Page excerpt
┄┄┄┄┄┄┄┄┄┄
The shift towards the employment of AHSS in BiW components has been leading to forming challenges almost never encountered when forming conventional mild steels. Shear cracks, edge cracks, and surface cracks are more frequently noticed within sheet metal forming industrial operations. The conventional FLD is unable to accurately model and account for these fracture occurrences.
The state-of-the-art presented in this paper addresses the current trends to improve the forming behavior and fracture modeling accuracy of sheet metal forming processes. The FLD’s limitations and main drawbacks dealing with fracture occurrences are analyzed, as well as the academic directions followed to overcome those limitations. The Generalized Forming Limit Curve (GFLC) is an upgrade to the conventional FLD, currently implemented in AutoForm R10, aiming to improve accuracy in modeling non-linear strain paths. However, further enhancements are required to deal with fracture modeling. Material modeling is significant for forming behavior accuracy. Thus, a comprehensive review of material modeling is provided. The directions followed by the academic community with respect to material characterization methods and techniques are presented. Further improvements, particularly for pure shear stress states, are required in order to develop standardized specimens. Furthermore, damage and fracture models are subjected to analysis.
┄┄┄┄┄┄┄┄┄┄
[Saved entries]
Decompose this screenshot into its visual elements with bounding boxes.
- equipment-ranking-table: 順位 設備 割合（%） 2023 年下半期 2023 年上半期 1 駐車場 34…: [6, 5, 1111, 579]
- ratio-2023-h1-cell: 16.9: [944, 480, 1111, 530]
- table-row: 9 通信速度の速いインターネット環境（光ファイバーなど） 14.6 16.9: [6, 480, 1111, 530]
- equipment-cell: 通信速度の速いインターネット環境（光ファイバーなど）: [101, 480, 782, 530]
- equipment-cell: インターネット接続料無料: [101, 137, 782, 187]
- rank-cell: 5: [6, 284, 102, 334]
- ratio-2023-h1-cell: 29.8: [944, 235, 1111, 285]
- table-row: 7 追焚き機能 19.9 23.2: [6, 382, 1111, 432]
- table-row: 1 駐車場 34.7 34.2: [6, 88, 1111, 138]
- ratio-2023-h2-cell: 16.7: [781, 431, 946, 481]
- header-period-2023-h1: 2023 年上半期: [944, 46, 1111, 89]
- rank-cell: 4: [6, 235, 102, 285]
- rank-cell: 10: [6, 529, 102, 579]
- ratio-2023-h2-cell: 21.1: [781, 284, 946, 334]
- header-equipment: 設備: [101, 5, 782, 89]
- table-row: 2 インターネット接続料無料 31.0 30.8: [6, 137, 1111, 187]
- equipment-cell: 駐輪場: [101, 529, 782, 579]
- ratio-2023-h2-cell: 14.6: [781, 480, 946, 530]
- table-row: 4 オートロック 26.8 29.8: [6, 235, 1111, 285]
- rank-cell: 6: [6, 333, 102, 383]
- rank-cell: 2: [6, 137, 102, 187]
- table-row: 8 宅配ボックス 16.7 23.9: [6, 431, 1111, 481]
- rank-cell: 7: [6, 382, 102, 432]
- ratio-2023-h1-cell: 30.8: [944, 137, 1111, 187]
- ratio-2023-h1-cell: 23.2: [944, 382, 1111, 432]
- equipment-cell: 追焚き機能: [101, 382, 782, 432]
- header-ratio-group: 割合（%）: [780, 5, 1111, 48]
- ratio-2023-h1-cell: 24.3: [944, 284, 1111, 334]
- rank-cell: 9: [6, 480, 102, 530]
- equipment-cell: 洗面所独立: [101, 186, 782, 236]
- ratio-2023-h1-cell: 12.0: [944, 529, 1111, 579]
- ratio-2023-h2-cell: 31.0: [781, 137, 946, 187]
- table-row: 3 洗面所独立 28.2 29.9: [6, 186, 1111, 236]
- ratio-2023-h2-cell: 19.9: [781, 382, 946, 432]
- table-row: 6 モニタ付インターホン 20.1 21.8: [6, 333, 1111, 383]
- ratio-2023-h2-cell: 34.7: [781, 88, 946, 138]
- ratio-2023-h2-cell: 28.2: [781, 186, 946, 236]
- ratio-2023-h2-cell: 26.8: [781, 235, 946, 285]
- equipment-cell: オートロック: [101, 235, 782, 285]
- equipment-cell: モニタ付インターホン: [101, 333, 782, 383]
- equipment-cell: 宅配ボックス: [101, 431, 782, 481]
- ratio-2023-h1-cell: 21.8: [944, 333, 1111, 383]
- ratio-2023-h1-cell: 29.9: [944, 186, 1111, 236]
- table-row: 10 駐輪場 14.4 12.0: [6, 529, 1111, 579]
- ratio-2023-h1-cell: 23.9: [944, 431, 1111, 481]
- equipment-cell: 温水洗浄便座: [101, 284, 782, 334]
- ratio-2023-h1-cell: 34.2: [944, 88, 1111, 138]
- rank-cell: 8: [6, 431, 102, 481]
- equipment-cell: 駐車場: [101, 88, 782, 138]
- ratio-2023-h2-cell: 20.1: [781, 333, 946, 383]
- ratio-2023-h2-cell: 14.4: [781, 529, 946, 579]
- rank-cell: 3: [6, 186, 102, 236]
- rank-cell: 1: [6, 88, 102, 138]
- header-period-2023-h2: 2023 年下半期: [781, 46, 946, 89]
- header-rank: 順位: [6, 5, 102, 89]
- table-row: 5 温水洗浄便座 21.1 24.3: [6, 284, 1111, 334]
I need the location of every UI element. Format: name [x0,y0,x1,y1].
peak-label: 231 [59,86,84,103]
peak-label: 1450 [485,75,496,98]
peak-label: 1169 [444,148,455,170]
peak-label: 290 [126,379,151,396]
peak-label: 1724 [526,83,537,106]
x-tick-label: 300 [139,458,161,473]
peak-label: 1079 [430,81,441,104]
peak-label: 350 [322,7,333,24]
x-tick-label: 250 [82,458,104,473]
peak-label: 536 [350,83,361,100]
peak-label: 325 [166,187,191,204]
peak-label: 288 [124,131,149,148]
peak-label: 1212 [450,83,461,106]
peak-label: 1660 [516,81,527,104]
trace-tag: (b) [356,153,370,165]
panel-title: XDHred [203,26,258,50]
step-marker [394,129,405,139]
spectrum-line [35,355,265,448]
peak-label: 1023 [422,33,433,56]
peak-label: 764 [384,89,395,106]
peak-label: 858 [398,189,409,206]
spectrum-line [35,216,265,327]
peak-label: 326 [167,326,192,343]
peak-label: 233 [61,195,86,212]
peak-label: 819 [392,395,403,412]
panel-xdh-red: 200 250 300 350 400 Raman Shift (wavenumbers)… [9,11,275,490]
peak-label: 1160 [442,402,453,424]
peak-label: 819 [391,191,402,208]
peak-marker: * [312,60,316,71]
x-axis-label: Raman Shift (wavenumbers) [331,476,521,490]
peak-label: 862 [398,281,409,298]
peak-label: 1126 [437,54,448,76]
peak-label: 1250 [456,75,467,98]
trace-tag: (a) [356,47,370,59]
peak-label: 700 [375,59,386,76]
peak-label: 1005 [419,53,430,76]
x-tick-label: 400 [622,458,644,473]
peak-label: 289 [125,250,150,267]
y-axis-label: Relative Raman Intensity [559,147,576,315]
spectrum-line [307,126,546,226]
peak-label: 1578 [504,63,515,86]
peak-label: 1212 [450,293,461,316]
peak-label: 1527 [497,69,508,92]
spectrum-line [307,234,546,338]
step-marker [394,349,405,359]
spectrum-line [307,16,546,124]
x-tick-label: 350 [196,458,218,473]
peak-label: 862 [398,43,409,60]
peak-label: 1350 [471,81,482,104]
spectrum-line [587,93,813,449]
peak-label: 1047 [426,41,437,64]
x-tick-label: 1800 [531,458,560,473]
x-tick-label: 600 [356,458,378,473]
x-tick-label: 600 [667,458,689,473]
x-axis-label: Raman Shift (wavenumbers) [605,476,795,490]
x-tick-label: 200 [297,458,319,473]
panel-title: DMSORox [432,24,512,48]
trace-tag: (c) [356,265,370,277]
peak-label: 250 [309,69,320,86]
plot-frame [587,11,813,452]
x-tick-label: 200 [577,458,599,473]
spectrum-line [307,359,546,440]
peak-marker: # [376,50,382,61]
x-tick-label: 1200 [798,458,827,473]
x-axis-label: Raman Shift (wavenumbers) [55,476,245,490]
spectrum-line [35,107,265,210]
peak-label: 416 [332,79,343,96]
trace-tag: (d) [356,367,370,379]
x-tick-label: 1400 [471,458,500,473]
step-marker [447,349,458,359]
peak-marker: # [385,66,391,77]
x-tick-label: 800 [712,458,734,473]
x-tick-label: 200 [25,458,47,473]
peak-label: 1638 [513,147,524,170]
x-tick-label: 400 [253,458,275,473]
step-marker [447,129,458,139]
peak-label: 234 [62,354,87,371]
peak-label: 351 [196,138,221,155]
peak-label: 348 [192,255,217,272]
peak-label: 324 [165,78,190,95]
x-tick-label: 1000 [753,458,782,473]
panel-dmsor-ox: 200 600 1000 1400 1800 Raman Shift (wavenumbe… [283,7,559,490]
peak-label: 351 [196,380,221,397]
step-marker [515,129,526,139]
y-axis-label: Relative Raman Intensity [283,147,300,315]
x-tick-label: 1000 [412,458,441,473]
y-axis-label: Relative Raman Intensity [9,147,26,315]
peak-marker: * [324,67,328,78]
┄┄┄┄┄┄┄┄┄┄
Explore the material
**A.** According to the excerpt on fracture modeling in sheet metal forming, which software currently implements the Generalized Forming Limit Curve?
**B.** Go on with the excerpt on fracture modeling in sheet metal forming, starting right after its last sentence.

Response list
**A.** AutoForm R10.

**B.**
Formability evaluation should be attained by analyzing failure on account of through-thickness necks and splits as well as direct fracture. The consideration of a central framework is necessary to account for all relevant phenomenological outcomes. In this context, advanced uncoupled phenomenological models are a promising approach. In order to garner industrial acceptance, simplicity of use and implementation are favored. The Generalized Incremental Stress State-Dependent-Damage Model (GISSMO), as well as ‘modular’ models, have also been shown to provide accurate results. However, the analysis of relevant case studies, covering a wide range of stress states and complex strain paths, is required to further enhance fracture modeling accuracy of such models when applied to AHSS in real industrial applications.

Funding

This research was funded by Fundação para a Ciência e a Tecnologia (FCT), grant number 2022.13884.BDANA.

Data Availability Statement

Not applicable.

Conflicts of Interest

Author Sérgio L. Costa was employed by the company Bairrimoldes Lda. The remaining authors declare that the research was conducted in the absence of any commercial or financial relationships that could be construed as a potential conflict of interest.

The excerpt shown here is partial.